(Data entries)
▬▬▬

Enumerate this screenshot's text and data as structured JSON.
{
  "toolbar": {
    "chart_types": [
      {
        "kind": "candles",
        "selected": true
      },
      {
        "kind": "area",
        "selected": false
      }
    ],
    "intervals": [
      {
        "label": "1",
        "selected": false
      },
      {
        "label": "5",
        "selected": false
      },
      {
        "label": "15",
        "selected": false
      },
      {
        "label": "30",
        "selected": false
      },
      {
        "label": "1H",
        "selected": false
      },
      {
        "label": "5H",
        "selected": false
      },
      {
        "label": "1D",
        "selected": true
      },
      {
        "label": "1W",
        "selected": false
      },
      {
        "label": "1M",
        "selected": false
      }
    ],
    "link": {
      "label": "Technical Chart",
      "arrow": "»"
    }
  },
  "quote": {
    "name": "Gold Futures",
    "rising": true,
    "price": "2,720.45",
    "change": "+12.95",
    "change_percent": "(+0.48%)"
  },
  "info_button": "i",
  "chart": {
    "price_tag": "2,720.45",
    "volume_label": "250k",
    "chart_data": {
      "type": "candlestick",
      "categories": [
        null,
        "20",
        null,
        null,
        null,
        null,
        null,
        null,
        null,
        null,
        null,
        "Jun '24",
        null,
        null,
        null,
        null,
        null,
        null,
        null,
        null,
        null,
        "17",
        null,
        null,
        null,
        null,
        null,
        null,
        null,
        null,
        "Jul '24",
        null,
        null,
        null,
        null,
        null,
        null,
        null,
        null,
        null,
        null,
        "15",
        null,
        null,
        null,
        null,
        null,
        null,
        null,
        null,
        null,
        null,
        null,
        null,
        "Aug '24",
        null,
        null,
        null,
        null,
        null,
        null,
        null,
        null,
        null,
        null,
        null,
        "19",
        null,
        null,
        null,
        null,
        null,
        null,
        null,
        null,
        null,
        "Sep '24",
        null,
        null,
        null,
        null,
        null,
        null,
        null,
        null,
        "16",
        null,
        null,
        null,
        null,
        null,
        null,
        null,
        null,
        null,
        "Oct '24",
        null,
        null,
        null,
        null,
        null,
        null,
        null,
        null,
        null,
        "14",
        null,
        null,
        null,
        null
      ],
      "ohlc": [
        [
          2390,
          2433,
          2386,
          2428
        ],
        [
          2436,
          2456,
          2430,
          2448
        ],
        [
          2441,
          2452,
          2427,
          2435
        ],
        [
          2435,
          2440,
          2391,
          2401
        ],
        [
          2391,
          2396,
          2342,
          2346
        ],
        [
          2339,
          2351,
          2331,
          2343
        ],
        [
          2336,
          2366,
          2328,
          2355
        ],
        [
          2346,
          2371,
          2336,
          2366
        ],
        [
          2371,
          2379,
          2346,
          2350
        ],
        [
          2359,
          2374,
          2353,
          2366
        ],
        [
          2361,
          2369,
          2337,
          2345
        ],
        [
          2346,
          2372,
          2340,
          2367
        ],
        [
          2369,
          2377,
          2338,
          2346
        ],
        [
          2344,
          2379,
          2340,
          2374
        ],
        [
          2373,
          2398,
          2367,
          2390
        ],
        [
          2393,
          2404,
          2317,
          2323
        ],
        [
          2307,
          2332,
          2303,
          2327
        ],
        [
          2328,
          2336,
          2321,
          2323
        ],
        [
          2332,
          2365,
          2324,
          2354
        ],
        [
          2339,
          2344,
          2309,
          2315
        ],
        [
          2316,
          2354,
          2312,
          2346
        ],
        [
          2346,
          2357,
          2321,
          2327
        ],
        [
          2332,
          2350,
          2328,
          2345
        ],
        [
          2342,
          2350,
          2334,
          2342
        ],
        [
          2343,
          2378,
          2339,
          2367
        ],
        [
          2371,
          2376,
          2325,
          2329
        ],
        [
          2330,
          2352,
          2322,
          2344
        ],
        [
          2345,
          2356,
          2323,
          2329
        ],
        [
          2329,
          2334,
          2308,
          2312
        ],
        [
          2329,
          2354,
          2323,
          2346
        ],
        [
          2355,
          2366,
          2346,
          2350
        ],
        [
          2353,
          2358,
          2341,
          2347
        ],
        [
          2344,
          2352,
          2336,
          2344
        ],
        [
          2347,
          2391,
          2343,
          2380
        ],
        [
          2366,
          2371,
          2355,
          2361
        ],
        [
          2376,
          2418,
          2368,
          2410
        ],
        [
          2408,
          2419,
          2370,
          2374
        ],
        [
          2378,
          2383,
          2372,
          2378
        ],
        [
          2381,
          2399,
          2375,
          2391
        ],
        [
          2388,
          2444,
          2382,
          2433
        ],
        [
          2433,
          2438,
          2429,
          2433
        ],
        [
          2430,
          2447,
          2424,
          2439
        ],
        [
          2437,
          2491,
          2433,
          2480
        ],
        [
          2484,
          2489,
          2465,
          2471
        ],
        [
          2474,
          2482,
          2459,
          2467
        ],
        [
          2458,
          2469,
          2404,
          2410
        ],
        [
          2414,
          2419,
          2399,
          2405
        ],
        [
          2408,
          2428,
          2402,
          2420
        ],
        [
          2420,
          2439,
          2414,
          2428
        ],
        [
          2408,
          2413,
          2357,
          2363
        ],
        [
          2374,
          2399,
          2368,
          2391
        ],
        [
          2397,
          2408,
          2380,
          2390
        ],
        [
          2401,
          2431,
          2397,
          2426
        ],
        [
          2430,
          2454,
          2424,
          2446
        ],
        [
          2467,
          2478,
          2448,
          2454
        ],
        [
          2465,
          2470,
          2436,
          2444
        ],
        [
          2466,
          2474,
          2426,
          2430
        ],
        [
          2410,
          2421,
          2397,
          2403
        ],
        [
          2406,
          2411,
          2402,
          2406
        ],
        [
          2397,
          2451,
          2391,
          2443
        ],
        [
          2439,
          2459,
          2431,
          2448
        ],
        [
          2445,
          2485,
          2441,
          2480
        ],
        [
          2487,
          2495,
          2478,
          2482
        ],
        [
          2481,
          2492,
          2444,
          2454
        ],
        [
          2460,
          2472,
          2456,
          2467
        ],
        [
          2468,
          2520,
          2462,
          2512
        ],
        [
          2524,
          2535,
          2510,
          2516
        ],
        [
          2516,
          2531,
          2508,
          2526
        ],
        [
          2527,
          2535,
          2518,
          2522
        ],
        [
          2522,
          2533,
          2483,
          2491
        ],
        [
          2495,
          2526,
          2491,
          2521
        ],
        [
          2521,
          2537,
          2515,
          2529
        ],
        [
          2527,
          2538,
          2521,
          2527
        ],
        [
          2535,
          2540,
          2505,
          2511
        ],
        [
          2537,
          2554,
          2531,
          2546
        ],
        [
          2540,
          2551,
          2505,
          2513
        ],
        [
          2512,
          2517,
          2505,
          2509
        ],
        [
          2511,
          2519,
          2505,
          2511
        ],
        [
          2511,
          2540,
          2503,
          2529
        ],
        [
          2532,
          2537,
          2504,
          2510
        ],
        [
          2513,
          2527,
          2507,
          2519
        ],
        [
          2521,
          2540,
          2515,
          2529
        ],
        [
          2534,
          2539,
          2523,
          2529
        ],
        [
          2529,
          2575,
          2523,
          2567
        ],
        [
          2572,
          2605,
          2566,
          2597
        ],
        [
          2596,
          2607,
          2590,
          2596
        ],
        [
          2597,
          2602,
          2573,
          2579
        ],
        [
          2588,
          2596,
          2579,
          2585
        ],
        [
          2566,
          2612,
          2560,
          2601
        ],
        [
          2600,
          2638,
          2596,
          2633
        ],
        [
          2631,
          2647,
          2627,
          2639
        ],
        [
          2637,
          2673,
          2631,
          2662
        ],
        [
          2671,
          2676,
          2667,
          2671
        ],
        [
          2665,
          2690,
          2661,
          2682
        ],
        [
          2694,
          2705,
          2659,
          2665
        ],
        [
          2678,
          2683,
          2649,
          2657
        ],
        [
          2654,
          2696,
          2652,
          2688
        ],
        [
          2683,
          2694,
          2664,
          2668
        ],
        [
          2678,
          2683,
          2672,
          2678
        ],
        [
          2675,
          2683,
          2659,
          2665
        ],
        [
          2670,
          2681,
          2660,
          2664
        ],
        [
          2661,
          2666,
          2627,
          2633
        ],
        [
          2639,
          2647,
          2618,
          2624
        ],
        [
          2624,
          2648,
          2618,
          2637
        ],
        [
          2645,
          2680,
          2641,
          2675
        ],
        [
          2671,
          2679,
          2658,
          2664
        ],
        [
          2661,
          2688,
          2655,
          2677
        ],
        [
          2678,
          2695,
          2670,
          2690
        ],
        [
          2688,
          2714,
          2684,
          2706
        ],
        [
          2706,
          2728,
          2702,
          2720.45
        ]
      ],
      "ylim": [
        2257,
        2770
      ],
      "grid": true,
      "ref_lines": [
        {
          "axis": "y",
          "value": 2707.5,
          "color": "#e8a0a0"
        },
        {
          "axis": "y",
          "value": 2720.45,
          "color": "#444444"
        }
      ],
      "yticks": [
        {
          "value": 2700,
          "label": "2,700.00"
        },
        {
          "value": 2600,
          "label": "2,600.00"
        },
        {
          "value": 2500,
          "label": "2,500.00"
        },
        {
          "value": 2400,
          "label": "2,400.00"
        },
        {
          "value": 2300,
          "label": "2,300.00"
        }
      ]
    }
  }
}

▬▬▬

Locate all lines in the listing above with the word "value". Copy them.

          "value": 2707.5,
          "value": 2720.45,
          "value": 2700,
          "value": 2600,
          "value": 2500,
          "value": 2400,
          "value": 2300,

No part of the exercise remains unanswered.